* _PROMPT_
Quote every line of the data below as it stands, omitting pictures.

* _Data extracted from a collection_
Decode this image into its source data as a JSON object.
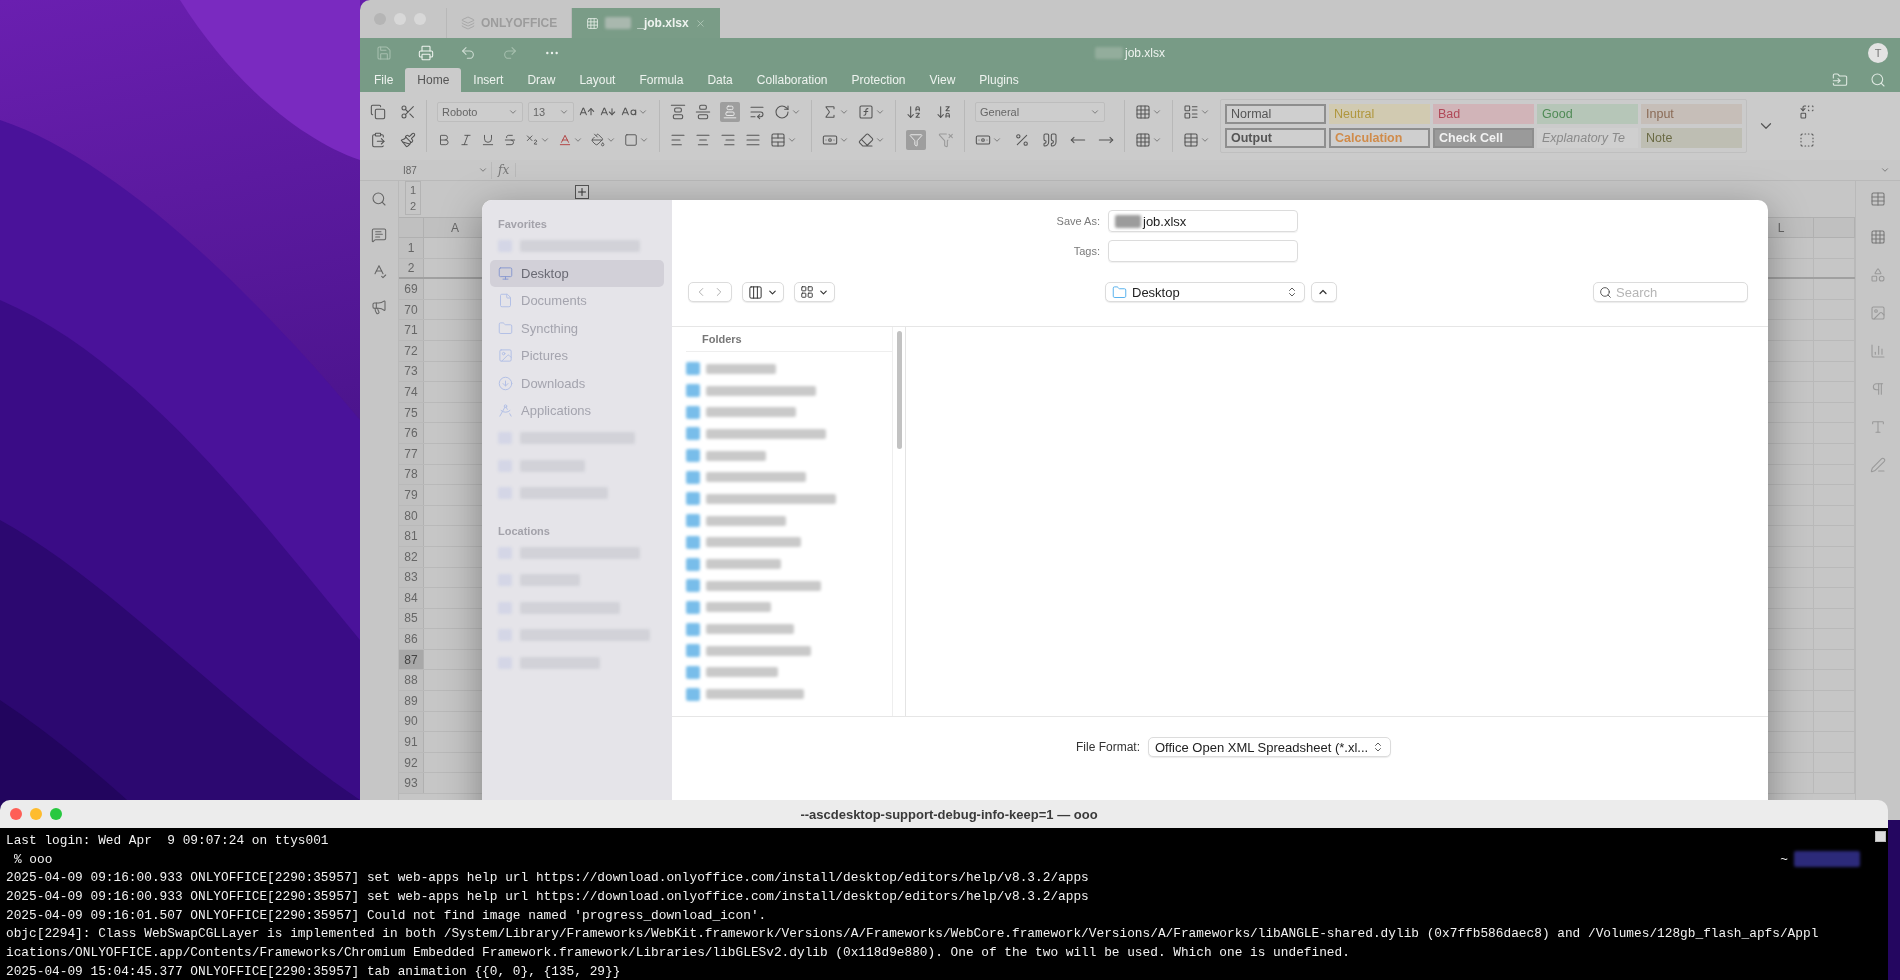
{
  "office": {
    "tabs": [
      {
        "label": "ONLYOFFICE",
        "selected": false,
        "redacted": false
      },
      {
        "label": "_job.xlsx",
        "selected": true,
        "redacted": true
      }
    ],
    "title": {
      "text": "job.xlsx",
      "redacted": true
    },
    "avatar": "T",
    "menu": [
      {
        "label": "File",
        "selected": false
      },
      {
        "label": "Home",
        "selected": true
      },
      {
        "label": "Insert",
        "selected": false
      },
      {
        "label": "Draw",
        "selected": false
      },
      {
        "label": "Layout",
        "selected": false
      },
      {
        "label": "Formula",
        "selected": false
      },
      {
        "label": "Data",
        "selected": false
      },
      {
        "label": "Collaboration",
        "selected": false
      },
      {
        "label": "Protection",
        "selected": false
      },
      {
        "label": "View",
        "selected": false
      },
      {
        "label": "Plugins",
        "selected": false
      }
    ],
    "font": "Roboto",
    "font_size": "13",
    "number_format": "General",
    "cell_styles": [
      {
        "label": "Normal",
        "kind": "bordered",
        "color": "#555555"
      },
      {
        "label": "Neutral",
        "kind": "tinted",
        "color": "#b0973e"
      },
      {
        "label": "Bad",
        "kind": "tinted",
        "color": "#b04858"
      },
      {
        "label": "Good",
        "kind": "tinted",
        "color": "#4f8a55"
      },
      {
        "label": "Input",
        "kind": "tinted",
        "color": "#8a6a55"
      },
      {
        "label": "Output",
        "kind": "bold",
        "color": "#555555"
      },
      {
        "label": "Calculation",
        "kind": "bold",
        "color": "#d08b4a"
      },
      {
        "label": "Check Cell",
        "kind": "inverse",
        "color": "#9a9a9a"
      },
      {
        "label": "Explanatory Te",
        "kind": "italic",
        "color": "#8a8a8a"
      },
      {
        "label": "Note",
        "kind": "tinted",
        "color": "#6b6b45"
      }
    ],
    "name_box": "I87",
    "formula_label": "fx",
    "outline_levels": [
      "1",
      "2"
    ],
    "columns": [
      "A",
      "L"
    ],
    "rows": [
      {
        "label": "1",
        "selected": false
      },
      {
        "label": "2",
        "selected": false
      },
      {
        "label": "69",
        "selected": false
      },
      {
        "label": "70",
        "selected": false
      },
      {
        "label": "71",
        "selected": false
      },
      {
        "label": "72",
        "selected": false
      },
      {
        "label": "73",
        "selected": false
      },
      {
        "label": "74",
        "selected": false
      },
      {
        "label": "75",
        "selected": false
      },
      {
        "label": "76",
        "selected": false
      },
      {
        "label": "77",
        "selected": false
      },
      {
        "label": "78",
        "selected": false
      },
      {
        "label": "79",
        "selected": false
      },
      {
        "label": "80",
        "selected": false
      },
      {
        "label": "81",
        "selected": false
      },
      {
        "label": "82",
        "selected": false
      },
      {
        "label": "83",
        "selected": false
      },
      {
        "label": "84",
        "selected": false
      },
      {
        "label": "85",
        "selected": false
      },
      {
        "label": "86",
        "selected": false
      },
      {
        "label": "87",
        "selected": true
      },
      {
        "label": "88",
        "selected": false
      },
      {
        "label": "89",
        "selected": false
      },
      {
        "label": "90",
        "selected": false
      },
      {
        "label": "91",
        "selected": false
      },
      {
        "label": "92",
        "selected": false
      },
      {
        "label": "93",
        "selected": false
      }
    ]
  },
  "save_dialog": {
    "favorites_heading": "Favorites",
    "favorites": [
      {
        "kind": "redacted",
        "selected": false
      },
      {
        "kind": "place",
        "label": "Desktop",
        "selected": true
      },
      {
        "kind": "place",
        "label": "Documents",
        "selected": false
      },
      {
        "kind": "place",
        "label": "Syncthing",
        "selected": false
      },
      {
        "kind": "place",
        "label": "Pictures",
        "selected": false
      },
      {
        "kind": "place",
        "label": "Downloads",
        "selected": false
      },
      {
        "kind": "place",
        "label": "Applications",
        "selected": false
      },
      {
        "kind": "redacted",
        "selected": false
      },
      {
        "kind": "redacted",
        "selected": false
      },
      {
        "kind": "redacted",
        "selected": false
      }
    ],
    "locations_heading": "Locations",
    "locations": [
      {
        "kind": "redacted",
        "selected": false
      },
      {
        "kind": "redacted",
        "selected": false
      },
      {
        "kind": "redacted",
        "selected": false
      },
      {
        "kind": "redacted",
        "selected": false
      },
      {
        "kind": "redacted",
        "selected": false
      }
    ],
    "save_as_label": "Save As:",
    "save_as": {
      "value": "job.xlsx",
      "redacted": true
    },
    "tags_label": "Tags:",
    "location": "Desktop",
    "search": {
      "placeholder": "Search"
    },
    "folders_heading": "Folders",
    "folders": [
      {
        "kind": "redacted"
      },
      {
        "kind": "redacted"
      },
      {
        "kind": "redacted"
      },
      {
        "kind": "redacted"
      },
      {
        "kind": "redacted"
      },
      {
        "kind": "redacted"
      },
      {
        "kind": "redacted"
      },
      {
        "kind": "redacted"
      },
      {
        "kind": "redacted"
      },
      {
        "kind": "redacted"
      },
      {
        "kind": "redacted"
      },
      {
        "kind": "redacted"
      },
      {
        "kind": "redacted"
      },
      {
        "kind": "redacted"
      },
      {
        "kind": "redacted"
      },
      {
        "kind": "redacted"
      }
    ],
    "file_format_label": "File Format:",
    "file_format": "Office Open XML Spreadsheet (*.xl..."
  },
  "terminal": {
    "title": "--ascdesktop-support-debug-info-keep=1 — ooo",
    "lines": [
      {
        "kind": "output",
        "text": "Last login: Wed Apr  9 09:07:24 on ttys001"
      },
      {
        "kind": "prompt",
        "text": "% ooo",
        "right": "~"
      },
      {
        "kind": "output",
        "text": "2025-04-09 09:16:00.933 ONLYOFFICE[2290:35957] set web-apps help url https://download.onlyoffice.com/install/desktop/editors/help/v8.3.2/apps"
      },
      {
        "kind": "output",
        "text": "2025-04-09 09:16:00.933 ONLYOFFICE[2290:35957] set web-apps help url https://download.onlyoffice.com/install/desktop/editors/help/v8.3.2/apps"
      },
      {
        "kind": "output",
        "text": "2025-04-09 09:16:01.507 ONLYOFFICE[2290:35957] Could not find image named 'progress_download_icon'."
      },
      {
        "kind": "output",
        "text": "objc[2294]: Class WebSwapCGLLayer is implemented in both /System/Library/Frameworks/WebKit.framework/Versions/A/Frameworks/WebCore.framework/Versions/A/Frameworks/libANGLE-shared.dylib (0x7ffb586daec8) and /Volumes/128gb_flash_apfs/Appl"
      },
      {
        "kind": "output",
        "text": "ications/ONLYOFFICE.app/Contents/Frameworks/Chromium Embedded Framework.framework/Libraries/libGLESv2.dylib (0x118d9e880). One of the two will be used. Which one is undefined."
      },
      {
        "kind": "output",
        "text": "2025-04-09 15:04:45.377 ONLYOFFICE[2290:35957] tab animation {{0, 0}, {135, 29}}"
      }
    ]
  }
}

* _RESULT FOR THIS EXERCISE_
Decode this image into its source data as a JSON object.
{
  "office": {
    "tabs": [
      {
        "label": "ONLYOFFICE",
        "selected": false,
        "redacted": false
      },
      {
        "label": "_job.xlsx",
        "selected": true,
        "redacted": true
      }
    ],
    "title": {
      "text": "job.xlsx",
      "redacted": true
    },
    "avatar": "T",
    "menu": [
      {
        "label": "File",
        "selected": false
      },
      {
        "label": "Home",
        "selected": true
      },
      {
        "label": "Insert",
        "selected": false
      },
      {
        "label": "Draw",
        "selected": false
      },
      {
        "label": "Layout",
        "selected": false
      },
      {
        "label": "Formula",
        "selected": false
      },
      {
        "label": "Data",
        "selected": false
      },
      {
        "label": "Collaboration",
        "selected": false
      },
      {
        "label": "Protection",
        "selected": false
      },
      {
        "label": "View",
        "selected": false
      },
      {
        "label": "Plugins",
        "selected": false
      }
    ],
    "font": "Roboto",
    "font_size": "13",
    "number_format": "General",
    "cell_styles": [
      {
        "label": "Normal",
        "kind": "bordered",
        "color": "#555555"
      },
      {
        "label": "Neutral",
        "kind": "tinted",
        "color": "#b0973e"
      },
      {
        "label": "Bad",
        "kind": "tinted",
        "color": "#b04858"
      },
      {
        "label": "Good",
        "kind": "tinted",
        "color": "#4f8a55"
      },
      {
        "label": "Input",
        "kind": "tinted",
        "color": "#8a6a55"
      },
      {
        "label": "Output",
        "kind": "bold",
        "color": "#555555"
      },
      {
        "label": "Calculation",
        "kind": "bold",
        "color": "#d08b4a"
      },
      {
        "label": "Check Cell",
        "kind": "inverse",
        "color": "#9a9a9a"
      },
      {
        "label": "Explanatory Te",
        "kind": "italic",
        "color": "#8a8a8a"
      },
      {
        "label": "Note",
        "kind": "tinted",
        "color": "#6b6b45"
      }
    ],
    "name_box": "I87",
    "formula_label": "fx",
    "outline_levels": [
      "1",
      "2"
    ],
    "columns": [
      "A",
      "L"
    ],
    "rows": [
      {
        "label": "1",
        "selected": false
      },
      {
        "label": "2",
        "selected": false
      },
      {
        "label": "69",
        "selected": false
      },
      {
        "label": "70",
        "selected": false
      },
      {
        "label": "71",
        "selected": false
      },
      {
        "label": "72",
        "selected": false
      },
      {
        "label": "73",
        "selected": false
      },
      {
        "label": "74",
        "selected": false
      },
      {
        "label": "75",
        "selected": false
      },
      {
        "label": "76",
        "selected": false
      },
      {
        "label": "77",
        "selected": false
      },
      {
        "label": "78",
        "selected": false
      },
      {
        "label": "79",
        "selected": false
      },
      {
        "label": "80",
        "selected": false
      },
      {
        "label": "81",
        "selected": false
      },
      {
        "label": "82",
        "selected": false
      },
      {
        "label": "83",
        "selected": false
      },
      {
        "label": "84",
        "selected": false
      },
      {
        "label": "85",
        "selected": false
      },
      {
        "label": "86",
        "selected": false
      },
      {
        "label": "87",
        "selected": true
      },
      {
        "label": "88",
        "selected": false
      },
      {
        "label": "89",
        "selected": false
      },
      {
        "label": "90",
        "selected": false
      },
      {
        "label": "91",
        "selected": false
      },
      {
        "label": "92",
        "selected": false
      },
      {
        "label": "93",
        "selected": false
      }
    ]
  },
  "save_dialog": {
    "favorites_heading": "Favorites",
    "favorites": [
      {
        "kind": "redacted",
        "selected": false
      },
      {
        "kind": "place",
        "label": "Desktop",
        "selected": true
      },
      {
        "kind": "place",
        "label": "Documents",
        "selected": false
      },
      {
        "kind": "place",
        "label": "Syncthing",
        "selected": false
      },
      {
        "kind": "place",
        "label": "Pictures",
        "selected": false
      },
      {
        "kind": "place",
        "label": "Downloads",
        "selected": false
      },
      {
        "kind": "place",
        "label": "Applications",
        "selected": false
      },
      {
        "kind": "redacted",
        "selected": false
      },
      {
        "kind": "redacted",
        "selected": false
      },
      {
        "kind": "redacted",
        "selected": false
      }
    ],
    "locations_heading": "Locations",
    "locations": [
      {
        "kind": "redacted",
        "selected": false
      },
      {
        "kind": "redacted",
        "selected": false
      },
      {
        "kind": "redacted",
        "selected": false
      },
      {
        "kind": "redacted",
        "selected": false
      },
      {
        "kind": "redacted",
        "selected": false
      }
    ],
    "save_as_label": "Save As:",
    "save_as": {
      "value": "job.xlsx",
      "redacted": true
    },
    "tags_label": "Tags:",
    "location": "Desktop",
    "search": {
      "placeholder": "Search"
    },
    "folders_heading": "Folders",
    "folders": [
      {
        "kind": "redacted"
      },
      {
        "kind": "redacted"
      },
      {
        "kind": "redacted"
      },
      {
        "kind": "redacted"
      },
      {
        "kind": "redacted"
      },
      {
        "kind": "redacted"
      },
      {
        "kind": "redacted"
      },
      {
        "kind": "redacted"
      },
      {
        "kind": "redacted"
      },
      {
        "kind": "redacted"
      },
      {
        "kind": "redacted"
      },
      {
        "kind": "redacted"
      },
      {
        "kind": "redacted"
      },
      {
        "kind": "redacted"
      },
      {
        "kind": "redacted"
      },
      {
        "kind": "redacted"
      }
    ],
    "file_format_label": "File Format:",
    "file_format": "Office Open XML Spreadsheet (*.xl..."
  },
  "terminal": {
    "title": "--ascdesktop-support-debug-info-keep=1 — ooo",
    "lines": [
      {
        "kind": "output",
        "text": "Last login: Wed Apr  9 09:07:24 on ttys001"
      },
      {
        "kind": "prompt",
        "text": "% ooo",
        "right": "~"
      },
      {
        "kind": "output",
        "text": "2025-04-09 09:16:00.933 ONLYOFFICE[2290:35957] set web-apps help url https://download.onlyoffice.com/install/desktop/editors/help/v8.3.2/apps"
      },
      {
        "kind": "output",
        "text": "2025-04-09 09:16:00.933 ONLYOFFICE[2290:35957] set web-apps help url https://download.onlyoffice.com/install/desktop/editors/help/v8.3.2/apps"
      },
      {
        "kind": "output",
        "text": "2025-04-09 09:16:01.507 ONLYOFFICE[2290:35957] Could not find image named 'progress_download_icon'."
      },
      {
        "kind": "output",
        "text": "objc[2294]: Class WebSwapCGLLayer is implemented in both /System/Library/Frameworks/WebKit.framework/Versions/A/Frameworks/WebCore.framework/Versions/A/Frameworks/libANGLE-shared.dylib (0x7ffb586daec8) and /Volumes/128gb_flash_apfs/Appl"
      },
      {
        "kind": "output",
        "text": "ications/ONLYOFFICE.app/Contents/Frameworks/Chromium Embedded Framework.framework/Libraries/libGLESv2.dylib (0x118d9e880). One of the two will be used. Which one is undefined."
      },
      {
        "kind": "output",
        "text": "2025-04-09 15:04:45.377 ONLYOFFICE[2290:35957] tab animation {{0, 0}, {135, 29}}"
      }
    ]
  }
}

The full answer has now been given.